# WHAT TO WORK ON
Pull out every line below containing the word "GraphQL".

Begin THE RECORDS

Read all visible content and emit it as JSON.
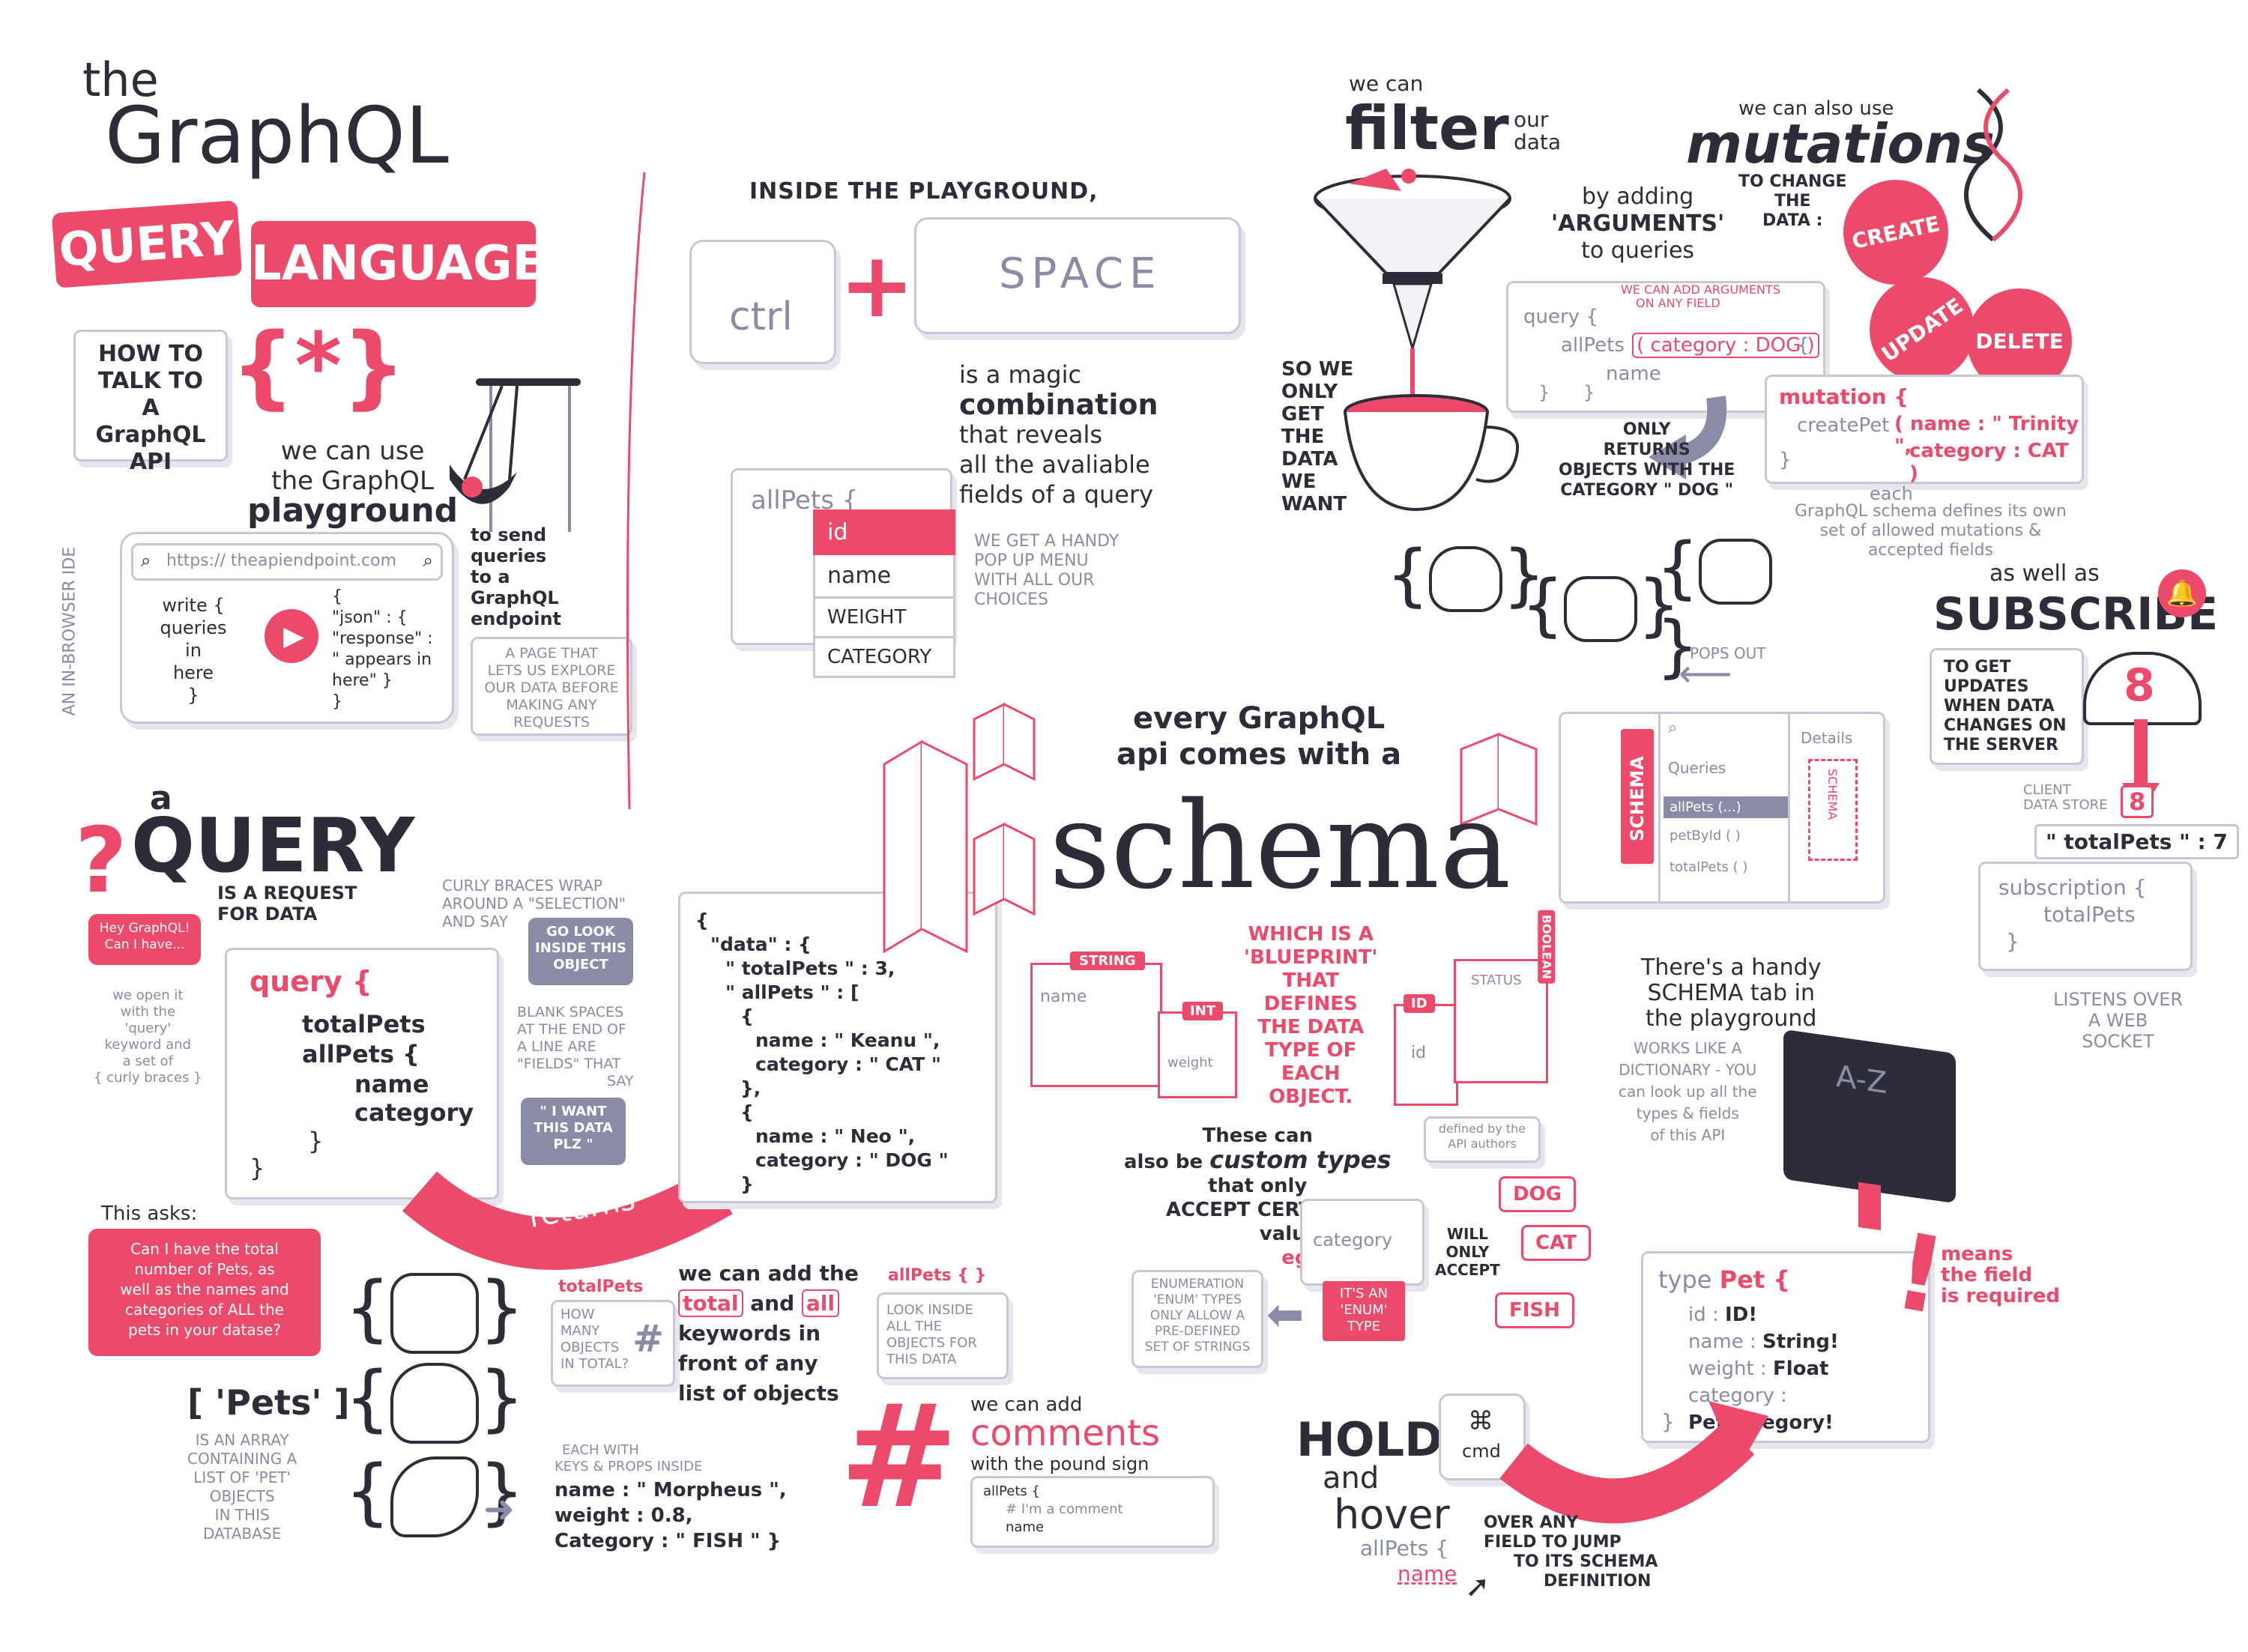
{
  "title": {
    "the": "the",
    "graphql": "GraphQL",
    "query": "QUERY",
    "language": "LANGUAGE",
    "how_to": [
      "HOW TO",
      "TALK TO A",
      "GraphQL",
      "API"
    ],
    "brace_icon": "{*}"
  },
  "playground": {
    "heading": [
      "we can use",
      "the GraphQL",
      "playground"
    ],
    "url": "https:// theapiendpoint.com",
    "left_code": [
      "write {",
      "queries",
      "in",
      "here",
      "}"
    ],
    "right_code": [
      "{",
      "\"json\" : {",
      "\"response\" :",
      "\" appears in",
      "here\" }",
      "}"
    ],
    "side_label": "an in-browser IDE",
    "send_note": [
      "to send",
      "queries",
      "to a",
      "GraphQL",
      "endpoint"
    ],
    "page_note": [
      "a page that",
      "lets us explore",
      "our data before",
      "making any",
      "requests"
    ]
  },
  "ctrl_space": {
    "heading": "INSIDE the PLAYGROUND,",
    "ctrl": "ctrl",
    "space": "SPACE",
    "magic": [
      "is a magic",
      "combination",
      "that reveals",
      "all the avaliable",
      "fields of a query"
    ],
    "menu_root": "allPets {",
    "menu_items": [
      "id",
      "name",
      "weight",
      "category"
    ],
    "menu_note": [
      "we get a handy",
      "pop up menu",
      "with all our",
      "choices"
    ]
  },
  "filter": {
    "we_can": "we can",
    "filter": "filter",
    "our_data": [
      "our",
      "data"
    ],
    "by_adding": [
      "by adding",
      "'ARGUMENTS'",
      "to queries"
    ],
    "arg_note": [
      "we can add arguments",
      "on any field"
    ],
    "code": [
      "query {",
      "allPets",
      "( category : DOG )",
      "{",
      "name",
      "}",
      "}"
    ],
    "so_we": [
      "so we",
      "only",
      "get",
      "the",
      "data",
      "we",
      "want"
    ],
    "only_returns": [
      "ONLY",
      "RETURNS",
      "objects with the",
      "category \" DOG \""
    ]
  },
  "mutations": {
    "also": "we can also use",
    "title": "mutations",
    "to_change": [
      "TO CHANGE",
      "THE",
      "DATA :"
    ],
    "create": "CREATE",
    "update": "UPDATE",
    "delete": "DELETE",
    "code": [
      "mutation {",
      "createPet",
      "( name : \" Trinity \",",
      "category : CAT )",
      "}"
    ],
    "each": "each",
    "note": [
      "GraphQL schema defines its own",
      "set of allowed mutations &",
      "accepted fields"
    ]
  },
  "subscribe": {
    "as_well": "as well as",
    "title": "SUBSCRIBE",
    "note": [
      "TO GET",
      "UPDATES",
      "WHEN DATA",
      "CHANGES ON",
      "THE SERVER"
    ],
    "count_big": "8",
    "count_small": "8",
    "client_store": [
      "CLIENT",
      "DATA STORE"
    ],
    "total_line": "\" totalPets \" : 7",
    "code": [
      "subscription {",
      "totalPets",
      "}"
    ],
    "listens": [
      "LISTENS OVER",
      "A WEB",
      "SOCKET"
    ]
  },
  "query": {
    "a": "a",
    "title": "QUERY",
    "is_request": [
      "is a request",
      "for data"
    ],
    "hey": [
      "Hey GraphQL!",
      "Can I have..."
    ],
    "we_open": [
      "we open it",
      "with the",
      "'query'",
      "keyword and",
      "a set of",
      "{ curly braces }"
    ],
    "code": [
      "query {",
      "totalPets",
      "allPets {",
      "name",
      "category",
      "}",
      "}"
    ],
    "curly_note": [
      "CURLY BRACES WRAP",
      "AROUND A \"SELECTION\"",
      "AND SAY"
    ],
    "go_look": [
      "GO LOOK",
      "INSIDE THIS",
      "OBJECT"
    ],
    "blank_note": [
      "BLANK SPACES",
      "AT THE END OF",
      "A LINE ARE",
      "\"Fields\" THAT",
      "SAY"
    ],
    "i_want": [
      "\" I WANT",
      "THIS DATA",
      "PLZ \""
    ],
    "returns": "returns",
    "this_asks": "This asks:",
    "asks_bubble": [
      "Can I have the total",
      "number of Pets, as",
      "well as the names and",
      "categories of ALL the",
      "pets in your datase?"
    ]
  },
  "response": {
    "code": [
      "{",
      "\"data\" : {",
      "\" totalPets \" : 3,",
      "\" allPets \" : [",
      "{",
      "name : \" Keanu \",",
      "category : \" CAT \"",
      "},",
      "{",
      "name : \" Neo \",",
      "category : \" DOG \"",
      "}"
    ]
  },
  "pets": {
    "label": "[ 'Pets' ]",
    "note": [
      "IS AN ARRAY",
      "CONTAINING A",
      "LIST OF 'PET'",
      "OBJECTS",
      "IN THIS",
      "DATABASE"
    ],
    "each_with": [
      "each with",
      "keys & props inside"
    ],
    "obj": [
      "name : \" Morpheus \",",
      "weight : 0.8,",
      "Category : \" FISH \" }"
    ]
  },
  "total_all": {
    "total_label": "totalPets",
    "how_many": [
      "HOW",
      "MANY",
      "OBJECTS",
      "IN TOTAL?"
    ],
    "we_can": [
      "we can add the",
      "total",
      "and",
      "all",
      "keywords in",
      "front of any",
      "list of objects"
    ],
    "all_label": "allPets { }",
    "look_inside": [
      "LOOK INSIDE",
      "ALL THE",
      "OBJECTS FOR",
      "THIS DATA"
    ]
  },
  "comments": {
    "we_can": "we can add",
    "title": "comments",
    "with": "with the pound sign",
    "code": [
      "allPets {",
      "# I'm a comment",
      "name"
    ]
  },
  "schema": {
    "every": [
      "every GraphQL",
      "api comes with a"
    ],
    "title": "schema",
    "which_is": [
      "WHICH IS A",
      "'BLUEPRINT'",
      "THAT",
      "DEFINES",
      "THE DATA",
      "TYPE OF",
      "EACH",
      "OBJECT."
    ],
    "boxes": [
      "STRING",
      "name",
      "INT",
      "weight",
      "ID",
      "id",
      "STATUS",
      "BOOLEAN"
    ],
    "custom": [
      "These can",
      "also be",
      "custom types",
      "that only",
      "ACCEPT CERTAIN",
      "values",
      "eg."
    ],
    "defined_by": [
      "defined by the",
      "API authors"
    ],
    "category_box": "category",
    "will_only": [
      "WILL",
      "ONLY",
      "ACCEPT"
    ],
    "enum_values": [
      "DOG",
      "CAT",
      "FISH"
    ],
    "enum_tag": [
      "IT'S AN",
      "'ENUM'",
      "TYPE"
    ],
    "enum_note": [
      "enumeration",
      "'enum' types",
      "only allow a",
      "pre-defined",
      "set of strings"
    ]
  },
  "schema_tab": {
    "pops_out": "POPS OUT",
    "tab": "SCHEMA",
    "details": "Details",
    "queries": "Queries",
    "items": [
      "allPets (...)",
      "petById ( )",
      "totalPets ( )"
    ],
    "handy": [
      "There's a handy",
      "SCHEMA tab in",
      "the playground"
    ],
    "works_like": [
      "WORKS LIKE A",
      "DICTIONARY - you",
      "can look up all the",
      "types & fields",
      "of this API"
    ],
    "book": "A-Z"
  },
  "type_pet": {
    "code_head": "type",
    "name": "Pet {",
    "fields": [
      [
        "id :",
        "ID!"
      ],
      [
        "name :",
        "String!"
      ],
      [
        "weight :",
        "Float"
      ],
      [
        "category :",
        "PetCategory!"
      ]
    ],
    "close": "}",
    "means": [
      "means",
      "the field",
      "is required"
    ]
  },
  "hold": {
    "hold": "HOLD",
    "and": "and",
    "hover": "hover",
    "cmd_symbol": "⌘",
    "cmd": "cmd",
    "over_any": [
      "OVER ANY",
      "FIELD TO JUMP",
      "TO ITS SCHEMA",
      "DEFINITION"
    ],
    "code": [
      "allPets {",
      "name"
    ]
  },
  "colors": {
    "accent": "#ec4a6b",
    "ink": "#2d2d3a",
    "muted": "#8a8ba6"
  }
}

End THE RECORDS

# RESPONSE FOR THIS EXERCISE
    "graphql": "GraphQL",
      "GraphQL",
      "the GraphQL",
      "GraphQL",
      "GraphQL schema defines its own",
      "Hey GraphQL!",
      "every GraphQL",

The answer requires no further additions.